Lines that hold the word "conductor" should be located and copied.

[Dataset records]

= = = =

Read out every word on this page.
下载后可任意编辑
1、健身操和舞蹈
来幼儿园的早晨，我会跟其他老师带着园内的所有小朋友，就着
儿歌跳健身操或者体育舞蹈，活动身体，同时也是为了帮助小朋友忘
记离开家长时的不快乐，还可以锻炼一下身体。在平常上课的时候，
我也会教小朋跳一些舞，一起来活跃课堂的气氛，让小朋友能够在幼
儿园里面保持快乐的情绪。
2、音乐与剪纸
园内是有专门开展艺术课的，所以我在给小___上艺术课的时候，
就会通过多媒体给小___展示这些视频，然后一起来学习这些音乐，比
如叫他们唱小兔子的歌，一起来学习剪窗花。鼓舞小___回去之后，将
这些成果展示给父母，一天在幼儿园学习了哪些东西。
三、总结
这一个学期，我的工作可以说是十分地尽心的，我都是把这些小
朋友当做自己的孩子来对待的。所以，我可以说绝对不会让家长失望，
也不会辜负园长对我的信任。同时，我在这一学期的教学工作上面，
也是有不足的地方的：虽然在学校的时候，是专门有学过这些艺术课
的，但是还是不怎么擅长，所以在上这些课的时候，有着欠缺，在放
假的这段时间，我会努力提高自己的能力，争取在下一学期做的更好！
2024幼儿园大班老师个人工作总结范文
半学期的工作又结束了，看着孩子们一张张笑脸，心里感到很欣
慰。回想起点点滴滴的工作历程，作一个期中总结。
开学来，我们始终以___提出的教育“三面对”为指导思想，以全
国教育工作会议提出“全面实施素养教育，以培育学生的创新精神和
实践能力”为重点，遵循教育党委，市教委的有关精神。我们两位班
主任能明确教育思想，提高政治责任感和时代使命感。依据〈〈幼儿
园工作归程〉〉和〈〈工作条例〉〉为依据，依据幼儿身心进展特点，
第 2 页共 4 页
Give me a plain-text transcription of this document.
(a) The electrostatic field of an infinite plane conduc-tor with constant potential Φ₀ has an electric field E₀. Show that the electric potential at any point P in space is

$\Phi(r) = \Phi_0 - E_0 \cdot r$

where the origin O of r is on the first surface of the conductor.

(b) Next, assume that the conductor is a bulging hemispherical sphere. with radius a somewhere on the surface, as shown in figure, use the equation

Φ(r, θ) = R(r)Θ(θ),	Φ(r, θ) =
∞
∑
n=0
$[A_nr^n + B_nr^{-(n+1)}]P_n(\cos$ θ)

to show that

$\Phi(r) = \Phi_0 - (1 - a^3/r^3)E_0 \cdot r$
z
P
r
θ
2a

= = = =

> **Output of the task**:
where the origin O of r is on the first surface of the conductor.
(b) Next, assume that the conductor is a bulging hemispherical sphere. with radius a somewhere on the surface, as shown in figure, use the equation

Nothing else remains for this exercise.